■ **What is being asked**
Exactly reproduce all the records, keeping pictures out of the copy.
• • • • •
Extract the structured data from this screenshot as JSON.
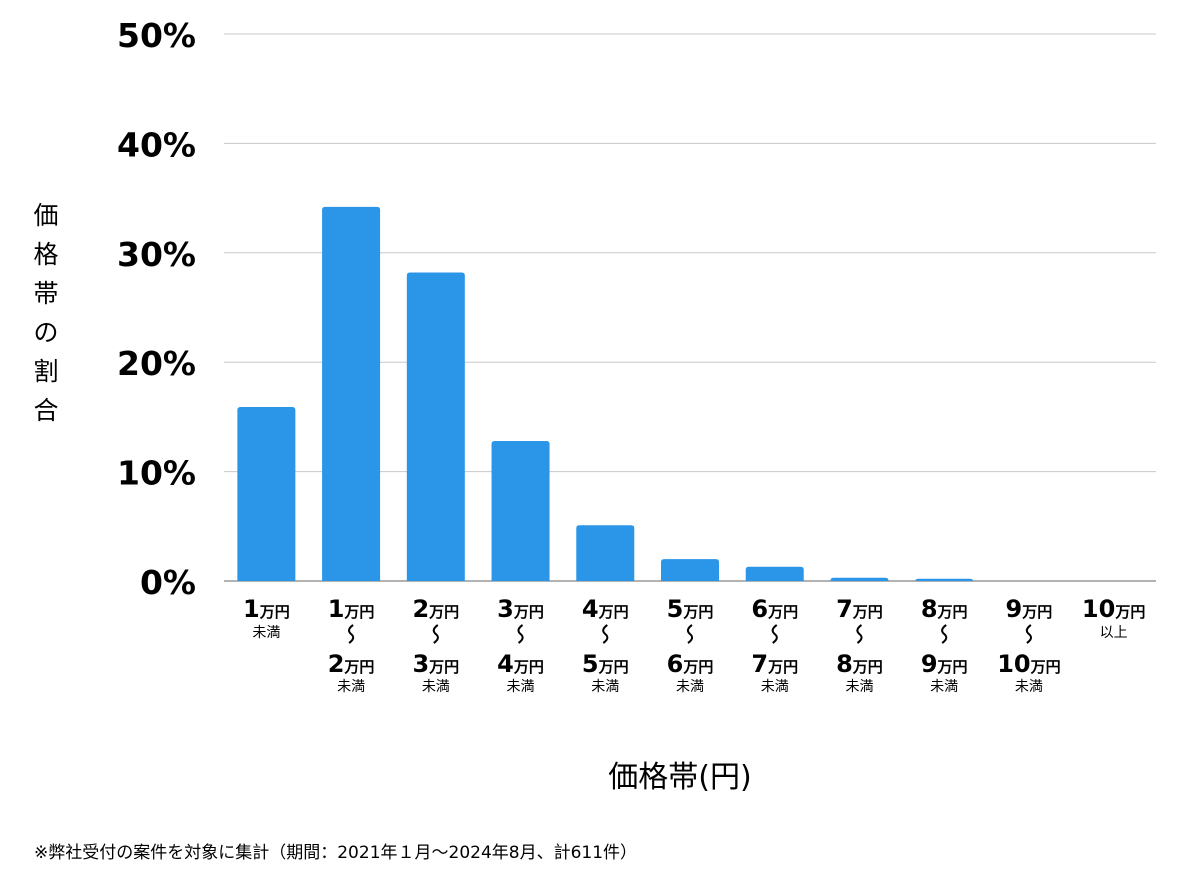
{
  "chart_data": {
    "type": "bar",
    "categories": [
      [
        "1万円",
        "未満"
      ],
      [
        "1万円",
        "〜",
        "2万円",
        "未満"
      ],
      [
        "2万円",
        "〜",
        "3万円",
        "未満"
      ],
      [
        "3万円",
        "〜",
        "4万円",
        "未満"
      ],
      [
        "4万円",
        "〜",
        "5万円",
        "未満"
      ],
      [
        "5万円",
        "〜",
        "6万円",
        "未満"
      ],
      [
        "6万円",
        "〜",
        "7万円",
        "未満"
      ],
      [
        "7万円",
        "〜",
        "8万円",
        "未満"
      ],
      [
        "8万円",
        "〜",
        "9万円",
        "未満"
      ],
      [
        "9万円",
        "〜",
        "10万円",
        "未満"
      ],
      [
        "10万円",
        "以上"
      ]
    ],
    "values": [
      15.9,
      34.2,
      28.2,
      12.8,
      5.1,
      2.0,
      1.3,
      0.3,
      0.2,
      0.0,
      0.0
    ],
    "ylim": [
      0,
      50
    ],
    "yticks": [
      "0%",
      "10%",
      "20%",
      "30%",
      "40%",
      "50%"
    ],
    "ylabel": "価格帯の割合",
    "xlabel": "価格帯(円)",
    "grid": true,
    "bar_color": "#2b95e8"
  },
  "footnote": "※弊社受付の案件を対象に集計（期間：2021年１月〜2024年8月、計611件）"
}
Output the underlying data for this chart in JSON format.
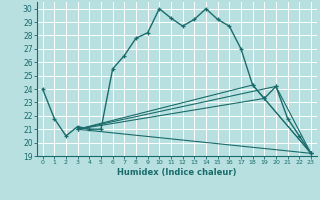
{
  "bg_color": "#b8e0e0",
  "grid_color": "#ffffff",
  "line_color": "#1a6b6b",
  "xlim": [
    -0.5,
    23.5
  ],
  "ylim": [
    19,
    30.5
  ],
  "yticks": [
    19,
    20,
    21,
    22,
    23,
    24,
    25,
    26,
    27,
    28,
    29,
    30
  ],
  "xticks": [
    0,
    1,
    2,
    3,
    4,
    5,
    6,
    7,
    8,
    9,
    10,
    11,
    12,
    13,
    14,
    15,
    16,
    17,
    18,
    19,
    20,
    21,
    22,
    23
  ],
  "xlabel": "Humidex (Indice chaleur)",
  "series1_x": [
    0,
    1,
    2,
    3,
    4,
    5,
    6,
    7,
    8,
    9,
    10,
    11,
    12,
    13,
    14,
    15,
    16,
    17,
    18,
    19,
    20,
    21,
    22,
    23
  ],
  "series1_y": [
    24.0,
    21.8,
    20.5,
    21.2,
    21.0,
    21.0,
    25.5,
    26.5,
    27.8,
    28.2,
    30.0,
    29.3,
    28.7,
    29.2,
    30.0,
    29.2,
    28.7,
    27.0,
    24.3,
    23.3,
    24.2,
    21.8,
    20.5,
    19.2
  ],
  "series2_x": [
    3,
    23
  ],
  "series2_y": [
    21.0,
    19.2
  ],
  "series3_x": [
    3,
    20,
    23
  ],
  "series3_y": [
    21.0,
    24.2,
    19.2
  ],
  "series4_x": [
    3,
    19,
    23
  ],
  "series4_y": [
    21.0,
    23.3,
    19.2
  ],
  "series5_x": [
    3,
    18,
    23
  ],
  "series5_y": [
    21.0,
    24.3,
    19.2
  ]
}
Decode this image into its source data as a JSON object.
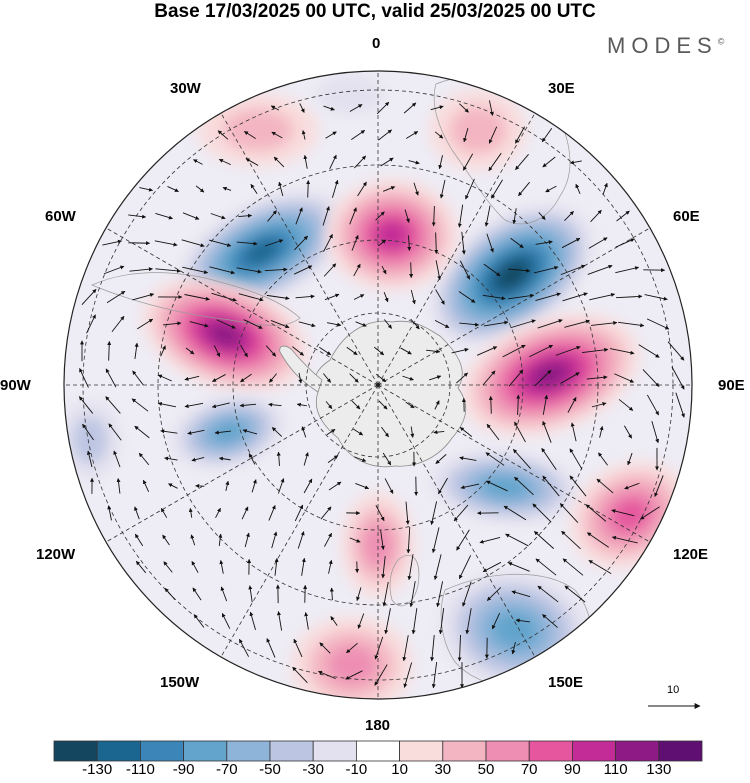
{
  "title": "Base 17/03/2025 00 UTC, valid 25/03/2025 00 UTC",
  "brand": {
    "name": "MODES",
    "mark": "©"
  },
  "longitude_labels": {
    "top": "0",
    "bottom": "180",
    "left": "90W",
    "right": "90E",
    "upper_left_1": "30W",
    "upper_left_2": "60W",
    "lower_left_1": "120W",
    "lower_left_2": "150W",
    "upper_right_1": "30E",
    "upper_right_2": "60E",
    "lower_right_1": "120E",
    "lower_right_2": "150E"
  },
  "reference_vector": {
    "label": "10"
  },
  "projection": "south polar stereographic",
  "colors": {
    "land": "#ececec",
    "coast": "#8a8a8a",
    "grid": "#333333",
    "arrows": "#111111"
  },
  "colorbar": {
    "colors": [
      "#14475f",
      "#1b6691",
      "#3b85b8",
      "#62a4cc",
      "#8fb4d9",
      "#bcc5e2",
      "#e3e1ef",
      "#ffffff",
      "#f9dcdc",
      "#f3b5c1",
      "#ee8eb3",
      "#e5569e",
      "#c32b96",
      "#8d1a85",
      "#5e0f71"
    ],
    "labels": [
      "-130",
      "-110",
      "-90",
      "-70",
      "-50",
      "-30",
      "-10",
      "10",
      "30",
      "50",
      "70",
      "90",
      "110",
      "130"
    ]
  },
  "anomalies": [
    {
      "name": "low-west-60w",
      "value": -125
    },
    {
      "name": "low-east-50e",
      "value": -130
    },
    {
      "name": "high-south-atlantic",
      "value": 105
    },
    {
      "name": "high-west-75w",
      "value": 125
    },
    {
      "name": "high-east-100e",
      "value": 125
    },
    {
      "name": "low-110w",
      "value": -70
    },
    {
      "name": "low-110e",
      "value": -70
    },
    {
      "name": "high-125e",
      "value": 75
    },
    {
      "name": "high-165w",
      "value": 65
    },
    {
      "name": "low-150e",
      "value": -70
    },
    {
      "name": "high-20w",
      "value": 40
    },
    {
      "name": "high-20e",
      "value": 40
    },
    {
      "name": "high-175e",
      "value": 55
    },
    {
      "name": "low-10w",
      "value": -25
    },
    {
      "name": "low-100w",
      "value": -35
    }
  ]
}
• • • • •
■ **Written reply**
Extract the structured data from this screenshot as JSON.
{
  "chart_data": {
    "type": "bar",
    "categories": [
      [
        "1万円",
        "未満"
      ],
      [
        "1万円",
        "〜",
        "2万円",
        "未満"
      ],
      [
        "2万円",
        "〜",
        "3万円",
        "未満"
      ],
      [
        "3万円",
        "〜",
        "4万円",
        "未満"
      ],
      [
        "4万円",
        "〜",
        "5万円",
        "未満"
      ],
      [
        "5万円",
        "〜",
        "6万円",
        "未満"
      ],
      [
        "6万円",
        "〜",
        "7万円",
        "未満"
      ],
      [
        "7万円",
        "〜",
        "8万円",
        "未満"
      ],
      [
        "8万円",
        "〜",
        "9万円",
        "未満"
      ],
      [
        "9万円",
        "〜",
        "10万円",
        "未満"
      ],
      [
        "10万円",
        "以上"
      ]
    ],
    "values": [
      15.9,
      34.2,
      28.2,
      12.8,
      5.1,
      2.0,
      1.3,
      0.3,
      0.2,
      0.0,
      0.0
    ],
    "ylim": [
      0,
      50
    ],
    "yticks": [
      "0%",
      "10%",
      "20%",
      "30%",
      "40%",
      "50%"
    ],
    "ylabel": "価格帯の割合",
    "xlabel": "価格帯(円)",
    "grid": true,
    "bar_color": "#2b95e8"
  },
  "footnote": "※弊社受付の案件を対象に集計（期間：2021年１月〜2024年8月、計611件）"
}
Output the underlying data for this chart in JSON format.
{
  "bg_color": "#b8e0e0",
  "grid_color": "#ffffff",
  "line_color": "#1a6b6b",
  "xlim": [
    -0.5,
    23.5
  ],
  "ylim": [
    19,
    30.5
  ],
  "yticks": [
    19,
    20,
    21,
    22,
    23,
    24,
    25,
    26,
    27,
    28,
    29,
    30
  ],
  "xticks": [
    0,
    1,
    2,
    3,
    4,
    5,
    6,
    7,
    8,
    9,
    10,
    11,
    12,
    13,
    14,
    15,
    16,
    17,
    18,
    19,
    20,
    21,
    22,
    23
  ],
  "xlabel": "Humidex (Indice chaleur)",
  "series1_x": [
    0,
    1,
    2,
    3,
    4,
    5,
    6,
    7,
    8,
    9,
    10,
    11,
    12,
    13,
    14,
    15,
    16,
    17,
    18,
    19,
    20,
    21,
    22,
    23
  ],
  "series1_y": [
    24.0,
    21.8,
    20.5,
    21.2,
    21.0,
    21.0,
    25.5,
    26.5,
    27.8,
    28.2,
    30.0,
    29.3,
    28.7,
    29.2,
    30.0,
    29.2,
    28.7,
    27.0,
    24.3,
    23.3,
    24.2,
    21.8,
    20.5,
    19.2
  ],
  "series2_x": [
    3,
    23
  ],
  "series2_y": [
    21.0,
    19.2
  ],
  "series3_x": [
    3,
    20,
    23
  ],
  "series3_y": [
    21.0,
    24.2,
    19.2
  ],
  "series4_x": [
    3,
    19,
    23
  ],
  "series4_y": [
    21.0,
    23.3,
    19.2
  ],
  "series5_x": [
    3,
    18,
    23
  ],
  "series5_y": [
    21.0,
    24.3,
    19.2
  ]
}
Decode this image into its source data as a JSON object.
{
  "title": "Base 17/03/2025 00 UTC, valid 25/03/2025 00 UTC",
  "brand": {
    "name": "MODES",
    "mark": "©"
  },
  "longitude_labels": {
    "top": "0",
    "bottom": "180",
    "left": "90W",
    "right": "90E",
    "upper_left_1": "30W",
    "upper_left_2": "60W",
    "lower_left_1": "120W",
    "lower_left_2": "150W",
    "upper_right_1": "30E",
    "upper_right_2": "60E",
    "lower_right_1": "120E",
    "lower_right_2": "150E"
  },
  "reference_vector": {
    "label": "10"
  },
  "projection": "south polar stereographic",
  "colors": {
    "land": "#ececec",
    "coast": "#8a8a8a",
    "grid": "#333333",
    "arrows": "#111111"
  },
  "colorbar": {
    "colors": [
      "#14475f",
      "#1b6691",
      "#3b85b8",
      "#62a4cc",
      "#8fb4d9",
      "#bcc5e2",
      "#e3e1ef",
      "#ffffff",
      "#f9dcdc",
      "#f3b5c1",
      "#ee8eb3",
      "#e5569e",
      "#c32b96",
      "#8d1a85",
      "#5e0f71"
    ],
    "labels": [
      "-130",
      "-110",
      "-90",
      "-70",
      "-50",
      "-30",
      "-10",
      "10",
      "30",
      "50",
      "70",
      "90",
      "110",
      "130"
    ]
  },
  "anomalies": [
    {
      "name": "low-west-60w",
      "value": -125
    },
    {
      "name": "low-east-50e",
      "value": -130
    },
    {
      "name": "high-south-atlantic",
      "value": 105
    },
    {
      "name": "high-west-75w",
      "value": 125
    },
    {
      "name": "high-east-100e",
      "value": 125
    },
    {
      "name": "low-110w",
      "value": -70
    },
    {
      "name": "low-110e",
      "value": -70
    },
    {
      "name": "high-125e",
      "value": 75
    },
    {
      "name": "high-165w",
      "value": 65
    },
    {
      "name": "low-150e",
      "value": -70
    },
    {
      "name": "high-20w",
      "value": 40
    },
    {
      "name": "high-20e",
      "value": 40
    },
    {
      "name": "high-175e",
      "value": 55
    },
    {
      "name": "low-10w",
      "value": -25
    },
    {
      "name": "low-100w",
      "value": -35
    }
  ]
}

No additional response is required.